_Extract provided_:
In this embodiment, the second bellows 200 is disposed on the upper end side of the first bellows 130, as described above, so that the space inside the first bellows 130 is a sealed space. The sealed space forms the second pump chamber P2, as mentioned above.

The above configuration allows the liquid L to be delivered from the second pump chamber P2 to the supply passage K1 via the second outlet 124 and the liquid L to be drawn into the first pump chamber P1 via the first inlet 121 when the first bellows 130 contracts. The liquid L is drawn into the second pump chamber P2 via the second inlet 123 and delivered from the first pump chamber P1 to the supply passage K1 via the first outlet 122 when the first bellows 130 expands. Thus, the liquid L is delivered to the supply passage K1 whether the bellows 130 expands or contracts.

As described above, the liquid supply system 100 according to the embodiment supplies the liquid L to the cooling target apparatus 500 via the supply passage K1 through the repetitive expansion and contraction operations of the first bellows 130. The return passage (return pipe) K2, which is provided to connect the liquid supply system 100 and the cooling target apparatus 500, is configured to return as much liquid L as supplied to the cooling target apparatus 500 to the liquid supply system 100. A cooling apparatus 400 for cooling the liquid L to an ultra-low temperature state is disposed in the supply passage K1. The configuration enables the liquid L, which was cooled to the ultra-low temperature by the cooling apparatus 400, to circulate between the liquid supply system 100 and the cooling target apparatus 500.

_Supplied data_:
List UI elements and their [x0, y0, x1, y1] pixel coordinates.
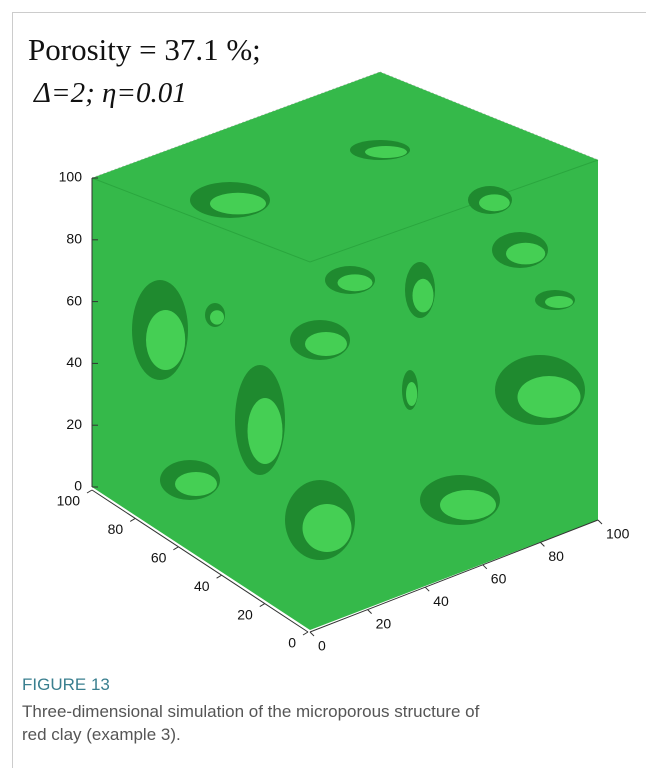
pore-highlight	[365, 146, 407, 158]
pore-highlight	[440, 490, 496, 520]
x-tick	[130, 518, 135, 521]
pore-highlight	[406, 382, 417, 406]
z-tick-label: 80	[66, 231, 82, 247]
subtitle: Δ=2; η=0.01	[33, 77, 187, 109]
pore-highlight	[305, 332, 347, 356]
y-tick-label: 0	[318, 638, 326, 654]
x-tick	[87, 490, 92, 493]
pore-highlight	[210, 310, 224, 324]
x-tick-label: 80	[108, 521, 124, 537]
x-tick-label: 0	[288, 635, 296, 651]
pore-highlight	[210, 193, 266, 215]
pore-highlight	[545, 296, 573, 308]
x-tick	[303, 632, 308, 635]
title: Porosity = 37.1 %;	[28, 32, 261, 67]
x-tick	[217, 575, 222, 578]
x-tick-label: 100	[57, 493, 81, 509]
x-tick	[173, 547, 178, 550]
x-tick-label: 20	[237, 606, 253, 622]
x-tick-label: 40	[194, 578, 210, 594]
pore-highlight	[338, 274, 373, 291]
y-tick-label: 60	[491, 571, 507, 587]
z-tick-label: 60	[66, 292, 82, 308]
y-tick-label: 20	[376, 615, 392, 631]
pore-highlight	[303, 504, 352, 552]
y-tick	[598, 520, 602, 524]
pore-highlight	[146, 310, 185, 370]
pore-highlight	[413, 279, 434, 313]
pore-highlight	[518, 376, 581, 418]
x-tick-label: 60	[151, 550, 167, 566]
y-tick-label: 40	[433, 593, 449, 609]
y-tick	[368, 610, 372, 614]
structure	[92, 72, 598, 630]
pore-highlight	[479, 194, 510, 211]
z-tick-label: 40	[66, 354, 82, 370]
chart: Porosity = 37.1 %; Δ=2; η=0.01 0 20 40 60 80…	[0, 0, 646, 670]
pore-highlight	[248, 398, 283, 464]
y-tick	[310, 632, 314, 636]
caption-label: FIGURE 13	[22, 675, 110, 695]
y-tick	[483, 565, 487, 569]
z-tick-label: 0	[74, 478, 82, 494]
pore-highlight	[175, 472, 217, 496]
y-tick-label: 100	[606, 526, 630, 542]
z-tick-label: 20	[66, 416, 82, 432]
pore-highlight	[506, 243, 545, 265]
x-tick	[260, 604, 265, 607]
caption-text: Three-dimensional simulation of the micr…	[22, 700, 502, 746]
y-tick	[425, 587, 429, 591]
y-tick	[540, 542, 544, 546]
z-tick-label: 100	[59, 169, 83, 185]
y-tick-label: 80	[548, 548, 564, 564]
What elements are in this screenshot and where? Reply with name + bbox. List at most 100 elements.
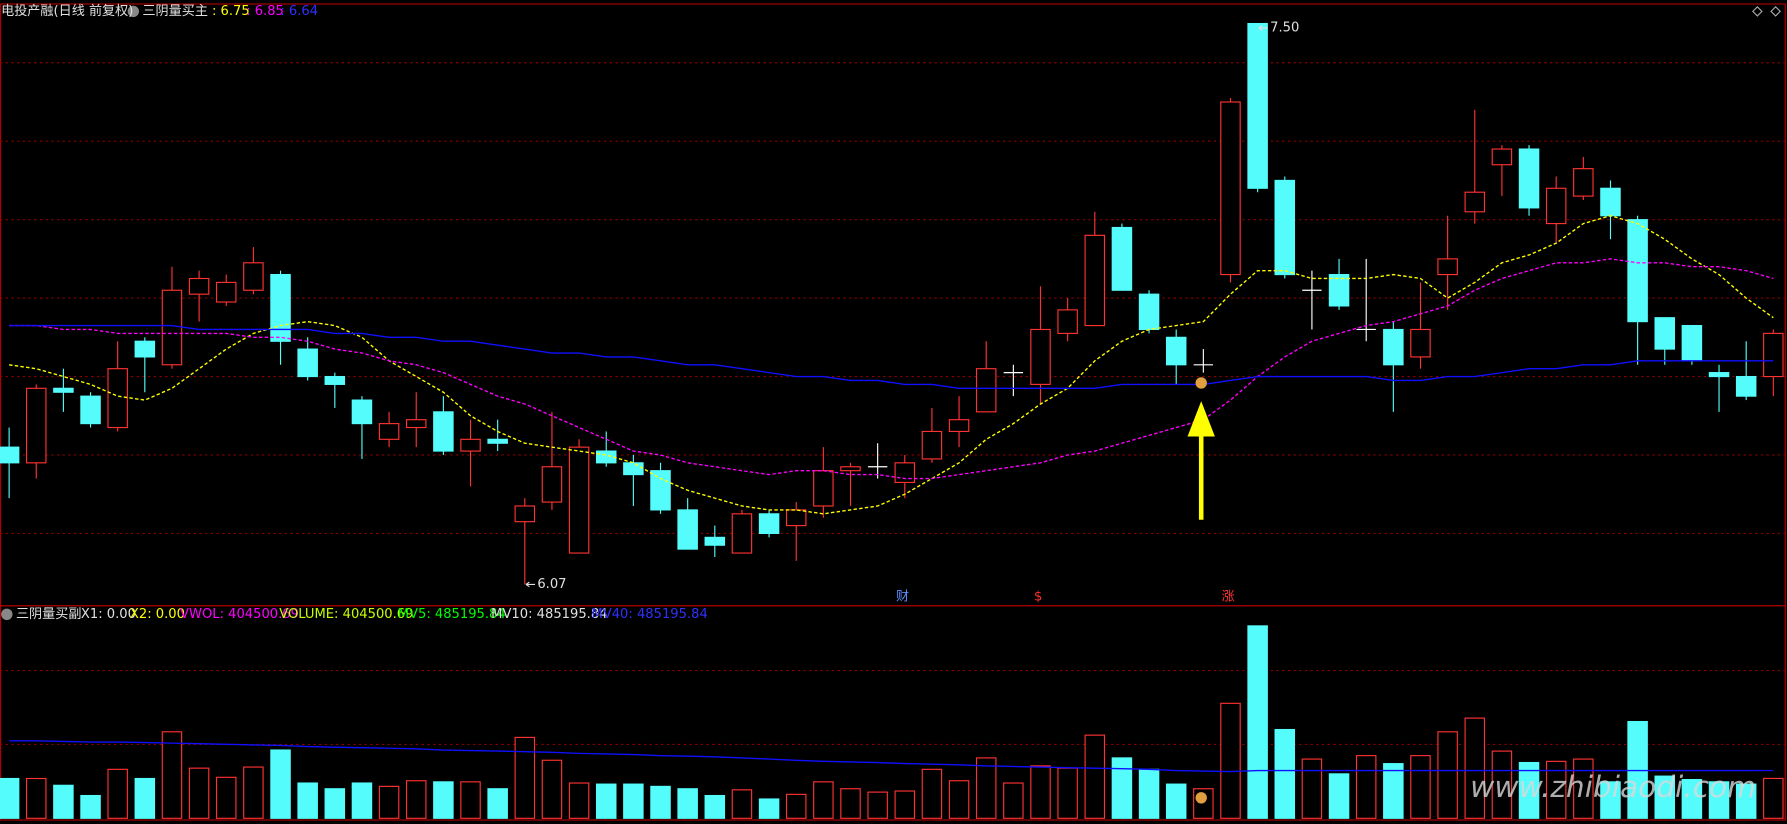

_What this exercise asks_:
(1) In the liquid supply system passage, what is the exact wording of the section that begins at the words "As described above, the" and stops after "target apparatus 500."? Repeat it word for word.
(2) Answer these questions from the liquid supply system passage:
(a) Which pump chamber is formed by the sealed space inside the first bellows 130?
(b) Through which inlet is the liquid L drawn into the first pump chamber P1?
(c) In which passage is the cooling apparatus 400 disposed?
(3) Can you pick up the liquid supply system passage after its last sentence and continue it?

_Results of the tasks_:
(1)
As described above, the liquid supply system 100 according to the embodiment supplies the liquid L to the cooling target apparatus 500 via the supply passage K1 through the repetitive expansion and contraction operations of the first bellows 130. The return passage (return pipe) K2, which is provided to connect the liquid supply system 100 and the cooling target apparatus 500, is configured to return as much liquid L as supplied to the cooling target apparatus 500 to the liquid supply system 100. A cooling apparatus 400 for cooling the liquid L to an ultra-low temperature state is disposed in the supply passage K1. The configuration enables the liquid L, which was cooled to the ultra-low temperature by the cooling apparatus 400, to circulate between the liquid supply system 100 and the cooling target apparatus 500.

(2)
(a) The second pump chamber P2.
(b) The first inlet 121.
(c) The supply passage K1.

(3)
The shaft 150 and the cylindrical member 161 of the liquid supply system 100 according to the embodiment may be slightly rotated relative to each other due to a mechanism of the system. This may generate torsion buckling, particularly in the second bellows 200 and the third bellows 300, of which diameters are small. The liquid supply system 100 according to the embodiment has a structure to suppress the generation of torsion buckling in the second bellows 200 and the third bellows 300.

Specifically, one end of the second bellows 200 according to the embodiment is fixed to one of the shaft 150 and the cylindrical member 161. The other end of the second bellows 200, on the other hand, is positioned at the other of the shaft 150 and the cylindrical member 161 being allowed to move in the circumferential direction. This suppresses the generation of twisting in the second bellows 200 even when the shaft 150 and the cylindrical member 161 rotate relative to each other.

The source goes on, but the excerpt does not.